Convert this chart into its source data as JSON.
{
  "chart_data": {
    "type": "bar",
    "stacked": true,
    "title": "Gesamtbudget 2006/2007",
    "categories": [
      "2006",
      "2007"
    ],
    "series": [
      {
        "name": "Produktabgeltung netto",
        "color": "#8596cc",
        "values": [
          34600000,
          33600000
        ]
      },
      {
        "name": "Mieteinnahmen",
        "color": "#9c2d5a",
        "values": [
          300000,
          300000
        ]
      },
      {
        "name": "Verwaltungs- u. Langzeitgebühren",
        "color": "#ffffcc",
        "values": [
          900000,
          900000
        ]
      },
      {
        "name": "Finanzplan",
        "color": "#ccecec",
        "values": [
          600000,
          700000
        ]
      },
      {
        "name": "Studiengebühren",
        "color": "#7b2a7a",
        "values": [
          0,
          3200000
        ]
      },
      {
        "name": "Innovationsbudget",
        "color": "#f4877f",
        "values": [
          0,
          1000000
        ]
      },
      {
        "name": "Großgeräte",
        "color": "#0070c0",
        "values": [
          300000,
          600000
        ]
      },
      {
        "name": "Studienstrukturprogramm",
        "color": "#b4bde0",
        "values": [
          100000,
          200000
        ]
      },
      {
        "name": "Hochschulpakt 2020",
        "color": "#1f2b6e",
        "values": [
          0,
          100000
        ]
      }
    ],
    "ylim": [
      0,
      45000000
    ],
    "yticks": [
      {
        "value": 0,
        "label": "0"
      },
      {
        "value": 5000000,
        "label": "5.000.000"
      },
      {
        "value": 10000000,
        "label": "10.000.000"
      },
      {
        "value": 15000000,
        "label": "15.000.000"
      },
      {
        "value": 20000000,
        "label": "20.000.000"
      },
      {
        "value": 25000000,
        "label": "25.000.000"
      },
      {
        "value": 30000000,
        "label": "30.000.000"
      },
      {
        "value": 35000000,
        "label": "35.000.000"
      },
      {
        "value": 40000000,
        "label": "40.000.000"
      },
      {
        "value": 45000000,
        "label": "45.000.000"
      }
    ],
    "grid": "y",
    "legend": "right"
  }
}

================

EXERCISE DIRECTIONS: Look through the data above. Find each line with the string "label" and copy it.

RESULT BELOW:
        "label": "0"
        "label": "5.000.000"
        "label": "10.000.000"
        "label": "15.000.000"
        "label": "20.000.000"
        "label": "25.000.000"
        "label": "30.000.000"
        "label": "35.000.000"
        "label": "40.000.000"
        "label": "45.000.000"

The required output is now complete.